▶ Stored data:

>> Start

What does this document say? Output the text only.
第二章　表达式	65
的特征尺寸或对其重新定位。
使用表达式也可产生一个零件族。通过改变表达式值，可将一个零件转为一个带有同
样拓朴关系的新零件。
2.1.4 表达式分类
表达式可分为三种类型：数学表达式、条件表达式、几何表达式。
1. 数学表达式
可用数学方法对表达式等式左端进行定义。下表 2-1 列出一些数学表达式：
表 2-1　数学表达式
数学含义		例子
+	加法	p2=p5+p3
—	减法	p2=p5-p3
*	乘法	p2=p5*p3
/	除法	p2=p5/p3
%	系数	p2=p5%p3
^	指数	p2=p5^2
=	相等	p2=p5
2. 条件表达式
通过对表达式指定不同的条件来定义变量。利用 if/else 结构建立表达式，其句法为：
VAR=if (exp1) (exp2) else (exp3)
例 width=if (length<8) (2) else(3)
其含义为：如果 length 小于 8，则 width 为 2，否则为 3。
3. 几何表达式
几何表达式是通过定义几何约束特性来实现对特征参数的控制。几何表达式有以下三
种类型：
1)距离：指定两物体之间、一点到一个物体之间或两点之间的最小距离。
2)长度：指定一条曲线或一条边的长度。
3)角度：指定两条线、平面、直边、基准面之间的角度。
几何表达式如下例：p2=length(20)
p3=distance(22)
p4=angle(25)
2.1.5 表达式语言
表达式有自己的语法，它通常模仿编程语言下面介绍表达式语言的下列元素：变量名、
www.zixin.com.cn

>> End

Copy the data above in full, character for character.

▶ Exercise result:
What does this document say? Output the text only.
第二章　表达式	65
的特征尺寸或对其重新定位。
使用表达式也可产生一个零件族。通过改变表达式值，可将一个零件转为一个带有同
样拓朴关系的新零件。
2.1.4 表达式分类
表达式可分为三种类型：数学表达式、条件表达式、几何表达式。
1. 数学表达式
可用数学方法对表达式等式左端进行定义。下表 2-1 列出一些数学表达式：
表 2-1　数学表达式
数学含义		例子
+	加法	p2=p5+p3
—	减法	p2=p5-p3
*	乘法	p2=p5*p3
/	除法	p2=p5/p3
%	系数	p2=p5%p3
^	指数	p2=p5^2
=	相等	p2=p5
2. 条件表达式
通过对表达式指定不同的条件来定义变量。利用 if/else 结构建立表达式，其句法为：
VAR=if (exp1) (exp2) else (exp3)
例 width=if (length<8) (2) else(3)
其含义为：如果 length 小于 8，则 width 为 2，否则为 3。
3. 几何表达式
几何表达式是通过定义几何约束特性来实现对特征参数的控制。几何表达式有以下三
种类型：
1)距离：指定两物体之间、一点到一个物体之间或两点之间的最小距离。
2)长度：指定一条曲线或一条边的长度。
3)角度：指定两条线、平面、直边、基准面之间的角度。
几何表达式如下例：p2=length(20)
p3=distance(22)
p4=angle(25)
2.1.5 表达式语言
表达式有自己的语法，它通常模仿编程语言下面介绍表达式语言的下列元素：变量名、
www.zixin.com.cn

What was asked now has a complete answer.